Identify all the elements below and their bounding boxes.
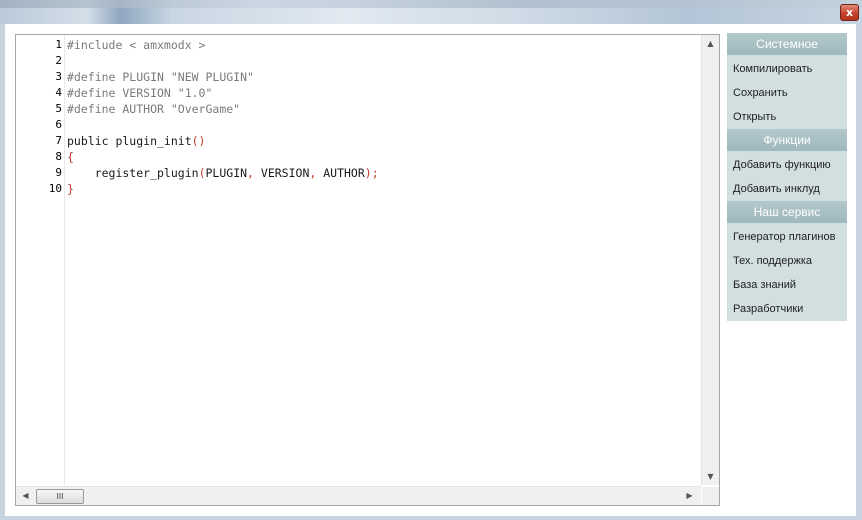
code-line: register_plugin(PLUGIN, VERSION, AUTHOR)…	[67, 165, 379, 181]
line-number: 9	[55, 166, 62, 179]
line-number: 2	[55, 54, 62, 67]
code-line: {	[67, 149, 74, 165]
line-number: 6	[55, 118, 62, 131]
sidebar-item[interactable]: Добавить инклуд	[727, 177, 847, 201]
code-token: PLUGIN	[205, 166, 248, 180]
close-button[interactable]: x	[840, 4, 859, 21]
window-frame-bottom	[0, 516, 862, 520]
code-token: #include < amxmodx >	[67, 38, 206, 52]
line-number: 1	[55, 38, 62, 51]
window-frame-right	[856, 24, 862, 520]
titlebar-background	[0, 0, 862, 8]
sidebar-menu: Системное Компилировать Сохранить Открыть Фу…	[727, 33, 847, 321]
sidebar-item[interactable]: Сохранить	[727, 81, 847, 105]
code-token: ,	[309, 166, 324, 180]
sidebar-item[interactable]: Открыть	[727, 105, 847, 129]
code-line: #define AUTHOR "OverGame"	[67, 101, 240, 117]
code-token: VERSION	[260, 166, 310, 180]
sidebar-item[interactable]: Разработчики	[727, 297, 847, 321]
code-line: #define PLUGIN "NEW PLUGIN"	[67, 69, 254, 85]
horizontal-scroll-thumb[interactable]: III	[36, 489, 84, 504]
sidebar-item[interactable]: Компилировать	[727, 57, 847, 81]
code-line: #define VERSION "1.0"	[67, 85, 212, 101]
sidebar-item[interactable]: Добавить функцию	[727, 153, 847, 177]
code-editor[interactable]: 1 2 3 4 5 6 7 8 9 10 #include < amxmodx > #define …	[15, 34, 720, 506]
code-token: ()	[191, 134, 206, 148]
line-number: 8	[55, 150, 62, 163]
line-number: 4	[55, 86, 62, 99]
line-number: 5	[55, 102, 62, 115]
sidebar-section-header: Наш сервис	[727, 201, 847, 223]
code-line: public plugin_init()	[67, 133, 205, 149]
vertical-scrollbar[interactable]: ▲ ▼	[701, 35, 719, 485]
scroll-up-arrow-icon[interactable]: ▲	[703, 39, 718, 48]
scroll-left-arrow-icon[interactable]: ◀	[18, 491, 33, 500]
code-token: );	[364, 166, 379, 180]
code-token: #define AUTHOR "OverGame"	[67, 102, 241, 116]
line-number: 10	[48, 182, 62, 195]
sidebar-section-header: Функции	[727, 129, 847, 151]
code-token: }	[67, 182, 74, 196]
gutter-separator	[64, 35, 65, 485]
scrollbar-corner	[702, 487, 719, 505]
horizontal-scrollbar[interactable]: ◀ III ▶	[16, 486, 701, 505]
line-number: 7	[55, 134, 62, 147]
sidebar-item[interactable]: Тех. поддержка	[727, 249, 847, 273]
code-token: ,	[247, 166, 261, 180]
code-line: }	[67, 181, 74, 197]
code-token: #define VERSION "1.0"	[67, 86, 213, 100]
sidebar-item[interactable]: Генератор плагинов	[727, 225, 847, 249]
code-token: (	[198, 166, 206, 180]
line-number-gutter: 1 2 3 4 5 6 7 8 9 10	[16, 35, 64, 485]
code-text-area[interactable]: #include < amxmodx > #define PLUGIN "NEW …	[67, 35, 701, 485]
window-titlebar: x	[0, 0, 862, 24]
code-token: register_plugin	[67, 166, 199, 180]
line-number: 3	[55, 70, 62, 83]
scroll-down-arrow-icon[interactable]: ▼	[703, 472, 718, 481]
code-token: {	[67, 150, 74, 164]
scroll-right-arrow-icon[interactable]: ▶	[682, 491, 697, 500]
sidebar-item[interactable]: База знаний	[727, 273, 847, 297]
sidebar-section-header: Системное	[727, 33, 847, 55]
code-token: #define PLUGIN "NEW PLUGIN"	[67, 70, 254, 84]
code-token: public plugin_init	[67, 134, 192, 148]
code-token: AUTHOR	[323, 166, 365, 180]
code-line: #include < amxmodx >	[67, 37, 205, 53]
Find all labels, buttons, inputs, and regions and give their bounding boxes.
----------------------------------------
*SET EXERCISE:* Give all of the material above again with every "sidebar-item" renamed to "menu-entry" and nothing else changed. Omit the pictures.

*SOLUTION FOR THIS PROBLEM:*
Identify all the elements below and their bounding boxes.
code-line: register_plugin(PLUGIN, VERSION, AUTHOR)…	[67, 165, 379, 181]
line-number: 9	[55, 166, 62, 179]
line-number: 2	[55, 54, 62, 67]
code-line: {	[67, 149, 74, 165]
line-number: 6	[55, 118, 62, 131]
menu-entry[interactable]: Добавить инклуд	[727, 177, 847, 201]
code-token: PLUGIN	[205, 166, 248, 180]
close-button[interactable]: x	[840, 4, 859, 21]
window-frame-bottom	[0, 516, 862, 520]
code-token: #include < amxmodx >	[67, 38, 206, 52]
line-number: 1	[55, 38, 62, 51]
window-frame-right	[856, 24, 862, 520]
titlebar-background	[0, 0, 862, 8]
sidebar-menu: Системное Компилировать Сохранить Открыть Фу…	[727, 33, 847, 321]
menu-entry[interactable]: Сохранить	[727, 81, 847, 105]
code-token: ,	[309, 166, 324, 180]
menu-entry[interactable]: Открыть	[727, 105, 847, 129]
code-line: #define AUTHOR "OverGame"	[67, 101, 240, 117]
code-token: VERSION	[260, 166, 310, 180]
menu-entry[interactable]: Разработчики	[727, 297, 847, 321]
code-line: #define PLUGIN "NEW PLUGIN"	[67, 69, 254, 85]
horizontal-scroll-thumb[interactable]: III	[36, 489, 84, 504]
menu-entry[interactable]: Компилировать	[727, 57, 847, 81]
code-line: #define VERSION "1.0"	[67, 85, 212, 101]
menu-entry[interactable]: Добавить функцию	[727, 153, 847, 177]
code-editor[interactable]: 1 2 3 4 5 6 7 8 9 10 #include < amxmodx > #define …	[15, 34, 720, 506]
code-token: ()	[191, 134, 206, 148]
line-number: 8	[55, 150, 62, 163]
line-number: 4	[55, 86, 62, 99]
line-number: 5	[55, 102, 62, 115]
sidebar-section-header: Наш сервис	[727, 201, 847, 223]
code-line: public plugin_init()	[67, 133, 205, 149]
vertical-scrollbar[interactable]: ▲ ▼	[701, 35, 719, 485]
scroll-up-arrow-icon[interactable]: ▲	[703, 39, 718, 48]
scroll-left-arrow-icon[interactable]: ◀	[18, 491, 33, 500]
code-token: );	[364, 166, 379, 180]
code-token: #define AUTHOR "OverGame"	[67, 102, 241, 116]
line-number: 10	[48, 182, 62, 195]
sidebar-section-header: Функции	[727, 129, 847, 151]
code-token: }	[67, 182, 74, 196]
gutter-separator	[64, 35, 65, 485]
scrollbar-corner	[702, 487, 719, 505]
horizontal-scrollbar[interactable]: ◀ III ▶	[16, 486, 701, 505]
line-number: 7	[55, 134, 62, 147]
menu-entry[interactable]: Тех. поддержка	[727, 249, 847, 273]
code-token: ,	[247, 166, 261, 180]
code-line: }	[67, 181, 74, 197]
code-token: #define VERSION "1.0"	[67, 86, 213, 100]
menu-entry[interactable]: Генератор плагинов	[727, 225, 847, 249]
code-token: (	[198, 166, 206, 180]
line-number-gutter: 1 2 3 4 5 6 7 8 9 10	[16, 35, 64, 485]
code-text-area[interactable]: #include < amxmodx > #define PLUGIN "NEW …	[67, 35, 701, 485]
window-titlebar: x	[0, 0, 862, 24]
code-token: register_plugin	[67, 166, 199, 180]
line-number: 3	[55, 70, 62, 83]
scroll-down-arrow-icon[interactable]: ▼	[703, 472, 718, 481]
code-token: {	[67, 150, 74, 164]
scroll-right-arrow-icon[interactable]: ▶	[682, 491, 697, 500]
menu-entry[interactable]: База знаний	[727, 273, 847, 297]
sidebar-section-header: Системное	[727, 33, 847, 55]
code-token: #define PLUGIN "NEW PLUGIN"	[67, 70, 254, 84]
code-token: public plugin_init	[67, 134, 192, 148]
code-token: AUTHOR	[323, 166, 365, 180]
code-line: #include < amxmodx >	[67, 37, 205, 53]
Find all labels, buttons, inputs, and regions and give their bounding boxes.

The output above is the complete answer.